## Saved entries
::::

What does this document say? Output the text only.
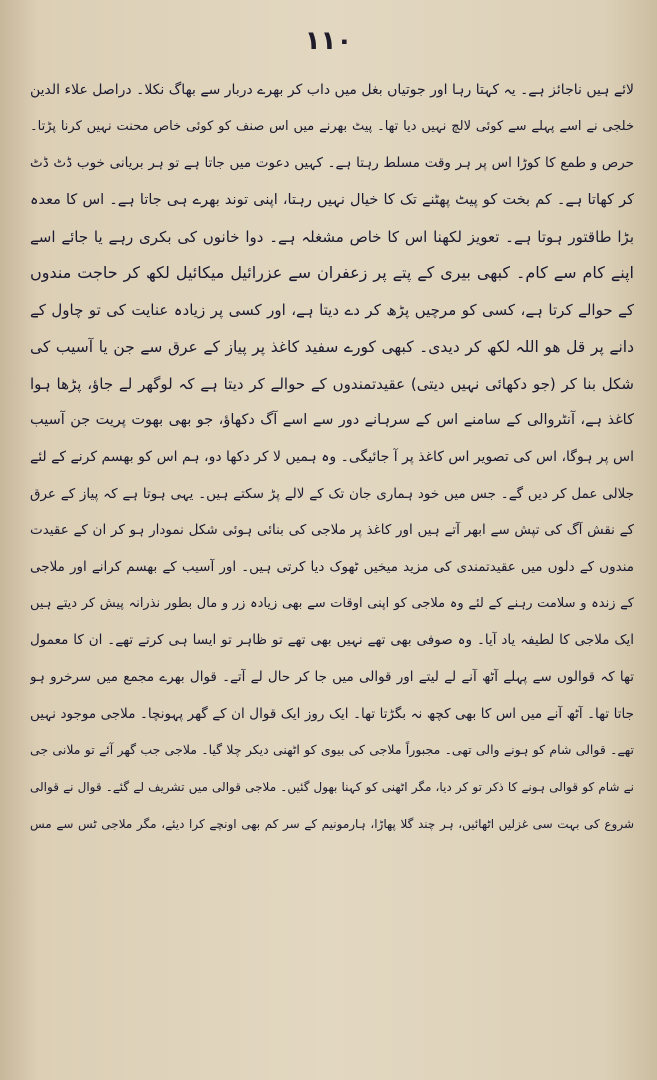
۱۱۰
لائے ہیں ناجائز ہے۔ یہ کہتا رہا اور جوتیاں بغل میں داب کر بھرے دربار سے بھاگ نکلا۔ دراصل علاء الدین
خلجی نے اسے پہلے سے کوئی لالچ نہیں دیا تھا۔ پیٹ بھرنے میں اس صنف کو کوئی خاص محنت نہیں کرنا پڑتا۔
حرص و طمع کا کوڑا اس پر ہر وقت مسلط رہتا ہے۔ کہیں دعوت میں جاتا ہے تو ہر بریانی خوب ڈٹ ڈٹ
کر کھاتا ہے۔ کم بخت کو پیٹ پھٹنے تک کا خیال نہیں رہتا، اپنی توند بھرے ہی جاتا ہے۔ اس کا معدہ
بڑا طاقتور ہوتا ہے۔ تعویز لکھنا اس کا خاص مشغلہ ہے۔ دوا خانوں کی بکری رہے یا جائے اسے
اپنے کام سے کام۔ کبھی بیری کے پتے پر زعفران سے عزرائیل میکائیل لکھ کر حاجت مندوں
کے حوالے کرتا ہے، کسی کو مرچیں پڑھ کر دے دیتا ہے، اور کسی پر زیادہ عنایت کی تو چاول کے
دانے پر قل ھو اللہ لکھ کر دیدی۔ کبھی کورے سفید کاغذ پر پیاز کے عرق سے جن یا آسیب کی
شکل بنا کر (جو دکھائی نہیں دیتی) عقیدتمندوں کے حوالے کر دیتا ہے کہ لوگھر لے جاؤ، پڑھا ہوا
کاغذ ہے، آنٹروالی کے سامنے اس کے سرہانے دور سے اسے آگ دکھاؤ، جو بھی بھوت پریت جن آسیب
اس پر ہوگا، اس کی تصویر اس کاغذ پر آ جائیگی۔ وہ ہمیں لا کر دکھا دو، ہم اس کو بھسم کرنے کے لئے
جلالی عمل کر دیں گے۔ جس میں خود ہماری جان تک کے لالے پڑ سکتے ہیں۔ یہی ہوتا ہے کہ پیاز کے عرق
کے نقش آگ کی تپش سے ابھر آتے ہیں اور کاغذ پر ملاجی کی بنائی ہوئی شکل نمودار ہو کر ان کے عقیدت
مندوں کے دلوں میں عقیدتمندی کی مزید میخیں ٹھوک دیا کرتی ہیں۔ اور آسیب کے بھسم کرانے اور ملاجی
کے زندہ و سلامت رہنے کے لئے وہ ملاجی کو اپنی اوقات سے بھی زیادہ زر و مال بطور نذرانہ پیش کر دیتے ہیں
ایک ملاجی کا لطیفہ یاد آیا۔ وہ صوفی بھی تھے نہیں بھی تھے تو ظاہر تو ایسا ہی کرتے تھے۔ ان کا معمول
تھا کہ قوالوں سے پہلے آٹھ آنے لے لیتے اور قوالی میں جا کر حال لے آتے۔ قوال بھرے مجمع میں سرخرو ہو
جاتا تھا۔ آٹھ آنے میں اس کا بھی کچھ نہ بگڑتا تھا۔ ایک روز ایک قوال ان کے گھر پہونچا۔ ملاجی موجود نہیں
تھے۔ قوالی شام کو ہونے والی تھی۔ مجبوراً ملاجی کی بیوی کو اٹھنی دیکر چلا گیا۔ ملاجی جب گھر آئے تو ملانی جی
نے شام کو قوالی ہونے کا ذکر تو کر دیا، مگر اٹھنی کو کہنا بھول گئیں۔ ملاجی قوالی میں تشریف لے گئے۔ قوال نے قوالی
شروع کی بہت سی غزلیں اٹھائیں، ہر چند گلا پھاڑا، ہارمونیم کے سر کم بھی اونچے کرا دیئے، مگر ملاجی ٹس سے مس
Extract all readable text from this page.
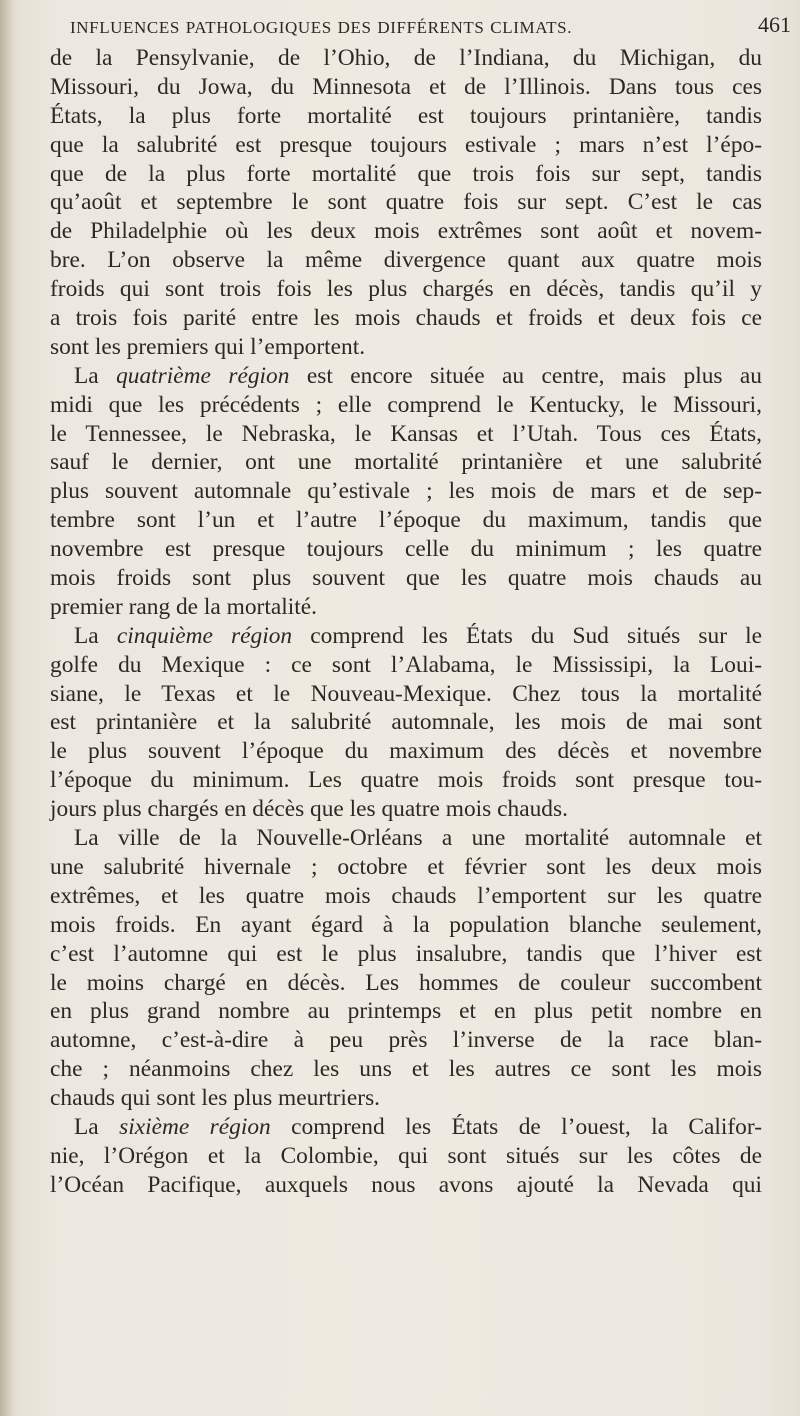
INFLUENCES PATHOLOGIQUES DES DIFFÉRENTS CLIMATS.	461
de la Pensylvanie, de l’Ohio, de l’Indiana, du Michigan, du
Missouri, du Jowa, du Minnesota et de l’Illinois. Dans tous ces
États, la plus forte mortalité est toujours printanière, tandis
que la salubrité est presque toujours estivale ; mars n’est l’épo-
que de la plus forte mortalité que trois fois sur sept, tandis
qu’août et septembre le sont quatre fois sur sept. C’est le cas
de Philadelphie où les deux mois extrêmes sont août et novem-
bre. L’on observe la même divergence quant aux quatre mois
froids qui sont trois fois les plus chargés en décès, tandis qu’il y
a trois fois parité entre les mois chauds et froids et deux fois ce
sont les premiers qui l’emportent.
La quatrième région est encore située au centre, mais plus au
midi que les précédents ; elle comprend le Kentucky, le Missouri,
le Tennessee, le Nebraska, le Kansas et l’Utah. Tous ces États,
sauf le dernier, ont une mortalité printanière et une salubrité
plus souvent automnale qu’estivale ; les mois de mars et de sep-
tembre sont l’un et l’autre l’époque du maximum, tandis que
novembre est presque toujours celle du minimum ; les quatre
mois froids sont plus souvent que les quatre mois chauds au
premier rang de la mortalité.
La cinquième région comprend les États du Sud situés sur le
golfe du Mexique : ce sont l’Alabama, le Mississipi, la Loui-
siane, le Texas et le Nouveau-Mexique. Chez tous la mortalité
est printanière et la salubrité automnale, les mois de mai sont
le plus souvent l’époque du maximum des décès et novembre
l’époque du minimum. Les quatre mois froids sont presque tou-
jours plus chargés en décès que les quatre mois chauds.
La ville de la Nouvelle-Orléans a une mortalité automnale et
une salubrité hivernale ; octobre et février sont les deux mois
extrêmes, et les quatre mois chauds l’emportent sur les quatre
mois froids. En ayant égard à la population blanche seulement,
c’est l’automne qui est le plus insalubre, tandis que l’hiver est
le moins chargé en décès. Les hommes de couleur succombent
en plus grand nombre au printemps et en plus petit nombre en
automne, c’est-à-dire à peu près l’inverse de la race blan-
che ; néanmoins chez les uns et les autres ce sont les mois
chauds qui sont les plus meurtriers.
La sixième région comprend les États de l’ouest, la Califor-
nie, l’Orégon et la Colombie, qui sont situés sur les côtes de
l’Océan Pacifique, auxquels nous avons ajouté la Nevada qui
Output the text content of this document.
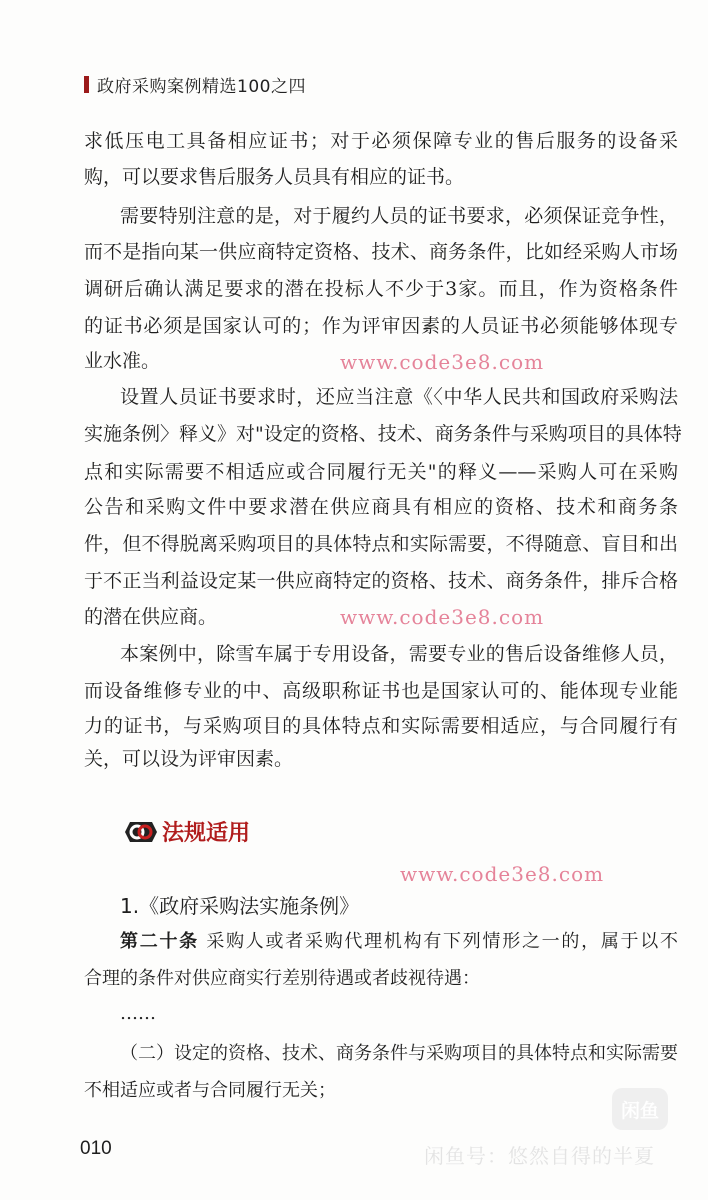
政府采购案例精选100之四
求低压电工具备相应证书；对于必须保障专业的售后服务的设备采
购，可以要求售后服务人员具有相应的证书。
需要特别注意的是，对于履约人员的证书要求，必须保证竞争性，
而不是指向某一供应商特定资格、技术、商务条件，比如经采购人市场
调研后确认满足要求的潜在投标人不少于3家。而且，作为资格条件
的证书必须是国家认可的；作为评审因素的人员证书必须能够体现专
业水准。
设置人员证书要求时，还应当注意《〈中华人民共和国政府采购法
实施条例〉释义》对"设定的资格、技术、商务条件与采购项目的具体特
点和实际需要不相适应或合同履行无关"的释义——采购人可在采购
公告和采购文件中要求潜在供应商具有相应的资格、技术和商务条
件，但不得脱离采购项目的具体特点和实际需要，不得随意、盲目和出
于不正当利益设定某一供应商特定的资格、技术、商务条件，排斥合格
的潜在供应商。
本案例中，除雪车属于专用设备，需要专业的售后设备维修人员，
而设备维修专业的中、高级职称证书也是国家认可的、能体现专业能
力的证书，与采购项目的具体特点和实际需要相适应，与合同履行有
关，可以设为评审因素。
法规适用
1.《政府采购法实施条例》
第二十条 采购人或者采购代理机构有下列情形之一的，属于以不
合理的条件对供应商实行差别待遇或者歧视待遇：
……
（二）设定的资格、技术、商务条件与采购项目的具体特点和实际需要
不相适应或者与合同履行无关；
010
www.code3e8.com
www.code3e8.com
www.code3e8.com
闲鱼
闲鱼号：悠然自得的半夏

::::

## Brief
Without the pictures, retype the whole of the material above exactly.

## Correct answer
What does this document say? Output the text only.
۱۱۰
لائے ہیں ناجائز ہے۔ یہ کہتا رہا اور جوتیاں بغل میں داب کر بھرے دربار سے بھاگ نکلا۔ دراصل علاء الدین
خلجی نے اسے پہلے سے کوئی لالچ نہیں دیا تھا۔ پیٹ بھرنے میں اس صنف کو کوئی خاص محنت نہیں کرنا پڑتا۔
حرص و طمع کا کوڑا اس پر ہر وقت مسلط رہتا ہے۔ کہیں دعوت میں جاتا ہے تو ہر بریانی خوب ڈٹ ڈٹ
کر کھاتا ہے۔ کم بخت کو پیٹ پھٹنے تک کا خیال نہیں رہتا، اپنی توند بھرے ہی جاتا ہے۔ اس کا معدہ
بڑا طاقتور ہوتا ہے۔ تعویز لکھنا اس کا خاص مشغلہ ہے۔ دوا خانوں کی بکری رہے یا جائے اسے
اپنے کام سے کام۔ کبھی بیری کے پتے پر زعفران سے عزرائیل میکائیل لکھ کر حاجت مندوں
کے حوالے کرتا ہے، کسی کو مرچیں پڑھ کر دے دیتا ہے، اور کسی پر زیادہ عنایت کی تو چاول کے
دانے پر قل ھو اللہ لکھ کر دیدی۔ کبھی کورے سفید کاغذ پر پیاز کے عرق سے جن یا آسیب کی
شکل بنا کر (جو دکھائی نہیں دیتی) عقیدتمندوں کے حوالے کر دیتا ہے کہ لوگھر لے جاؤ، پڑھا ہوا
کاغذ ہے، آنٹروالی کے سامنے اس کے سرہانے دور سے اسے آگ دکھاؤ، جو بھی بھوت پریت جن آسیب
اس پر ہوگا، اس کی تصویر اس کاغذ پر آ جائیگی۔ وہ ہمیں لا کر دکھا دو، ہم اس کو بھسم کرنے کے لئے
جلالی عمل کر دیں گے۔ جس میں خود ہماری جان تک کے لالے پڑ سکتے ہیں۔ یہی ہوتا ہے کہ پیاز کے عرق
کے نقش آگ کی تپش سے ابھر آتے ہیں اور کاغذ پر ملاجی کی بنائی ہوئی شکل نمودار ہو کر ان کے عقیدت
مندوں کے دلوں میں عقیدتمندی کی مزید میخیں ٹھوک دیا کرتی ہیں۔ اور آسیب کے بھسم کرانے اور ملاجی
کے زندہ و سلامت رہنے کے لئے وہ ملاجی کو اپنی اوقات سے بھی زیادہ زر و مال بطور نذرانہ پیش کر دیتے ہیں
ایک ملاجی کا لطیفہ یاد آیا۔ وہ صوفی بھی تھے نہیں بھی تھے تو ظاہر تو ایسا ہی کرتے تھے۔ ان کا معمول
تھا کہ قوالوں سے پہلے آٹھ آنے لے لیتے اور قوالی میں جا کر حال لے آتے۔ قوال بھرے مجمع میں سرخرو ہو
جاتا تھا۔ آٹھ آنے میں اس کا بھی کچھ نہ بگڑتا تھا۔ ایک روز ایک قوال ان کے گھر پہونچا۔ ملاجی موجود نہیں
تھے۔ قوالی شام کو ہونے والی تھی۔ مجبوراً ملاجی کی بیوی کو اٹھنی دیکر چلا گیا۔ ملاجی جب گھر آئے تو ملانی جی
نے شام کو قوالی ہونے کا ذکر تو کر دیا، مگر اٹھنی کو کہنا بھول گئیں۔ ملاجی قوالی میں تشریف لے گئے۔ قوال نے قوالی
شروع کی بہت سی غزلیں اٹھائیں، ہر چند گلا پھاڑا، ہارمونیم کے سر کم بھی اونچے کرا دیئے، مگر ملاجی ٹس سے مس
Extract all readable text from this page.
INFLUENCES PATHOLOGIQUES DES DIFFÉRENTS CLIMATS.	461
de la Pensylvanie, de l’Ohio, de l’Indiana, du Michigan, du
Missouri, du Jowa, du Minnesota et de l’Illinois. Dans tous ces
États, la plus forte mortalité est toujours printanière, tandis
que la salubrité est presque toujours estivale ; mars n’est l’épo-
que de la plus forte mortalité que trois fois sur sept, tandis
qu’août et septembre le sont quatre fois sur sept. C’est le cas
de Philadelphie où les deux mois extrêmes sont août et novem-
bre. L’on observe la même divergence quant aux quatre mois
froids qui sont trois fois les plus chargés en décès, tandis qu’il y
a trois fois parité entre les mois chauds et froids et deux fois ce
sont les premiers qui l’emportent.
La quatrième région est encore située au centre, mais plus au
midi que les précédents ; elle comprend le Kentucky, le Missouri,
le Tennessee, le Nebraska, le Kansas et l’Utah. Tous ces États,
sauf le dernier, ont une mortalité printanière et une salubrité
plus souvent automnale qu’estivale ; les mois de mars et de sep-
tembre sont l’un et l’autre l’époque du maximum, tandis que
novembre est presque toujours celle du minimum ; les quatre
mois froids sont plus souvent que les quatre mois chauds au
premier rang de la mortalité.
La cinquième région comprend les États du Sud situés sur le
golfe du Mexique : ce sont l’Alabama, le Mississipi, la Loui-
siane, le Texas et le Nouveau-Mexique. Chez tous la mortalité
est printanière et la salubrité automnale, les mois de mai sont
le plus souvent l’époque du maximum des décès et novembre
l’époque du minimum. Les quatre mois froids sont presque tou-
jours plus chargés en décès que les quatre mois chauds.
La ville de la Nouvelle-Orléans a une mortalité automnale et
une salubrité hivernale ; octobre et février sont les deux mois
extrêmes, et les quatre mois chauds l’emportent sur les quatre
mois froids. En ayant égard à la population blanche seulement,
c’est l’automne qui est le plus insalubre, tandis que l’hiver est
le moins chargé en décès. Les hommes de couleur succombent
en plus grand nombre au printemps et en plus petit nombre en
automne, c’est-à-dire à peu près l’inverse de la race blan-
che ; néanmoins chez les uns et les autres ce sont les mois
chauds qui sont les plus meurtriers.
La sixième région comprend les États de l’ouest, la Califor-
nie, l’Orégon et la Colombie, qui sont situés sur les côtes de
l’Océan Pacifique, auxquels nous avons ajouté la Nevada qui
Output the text content of this document.
政府采购案例精选100之四
求低压电工具备相应证书；对于必须保障专业的售后服务的设备采
购，可以要求售后服务人员具有相应的证书。
需要特别注意的是，对于履约人员的证书要求，必须保证竞争性，
而不是指向某一供应商特定资格、技术、商务条件，比如经采购人市场
调研后确认满足要求的潜在投标人不少于3家。而且，作为资格条件
的证书必须是国家认可的；作为评审因素的人员证书必须能够体现专
业水准。
设置人员证书要求时，还应当注意《〈中华人民共和国政府采购法
实施条例〉释义》对"设定的资格、技术、商务条件与采购项目的具体特
点和实际需要不相适应或合同履行无关"的释义——采购人可在采购
公告和采购文件中要求潜在供应商具有相应的资格、技术和商务条
件，但不得脱离采购项目的具体特点和实际需要，不得随意、盲目和出
于不正当利益设定某一供应商特定的资格、技术、商务条件，排斥合格
的潜在供应商。
本案例中，除雪车属于专用设备，需要专业的售后设备维修人员，
而设备维修专业的中、高级职称证书也是国家认可的、能体现专业能
力的证书，与采购项目的具体特点和实际需要相适应，与合同履行有
关，可以设为评审因素。
法规适用
1.《政府采购法实施条例》
第二十条 采购人或者采购代理机构有下列情形之一的，属于以不
合理的条件对供应商实行差别待遇或者歧视待遇：
……
（二）设定的资格、技术、商务条件与采购项目的具体特点和实际需要
不相适应或者与合同履行无关；
010
www.code3e8.com
www.code3e8.com
www.code3e8.com
闲鱼
闲鱼号：悠然自得的半夏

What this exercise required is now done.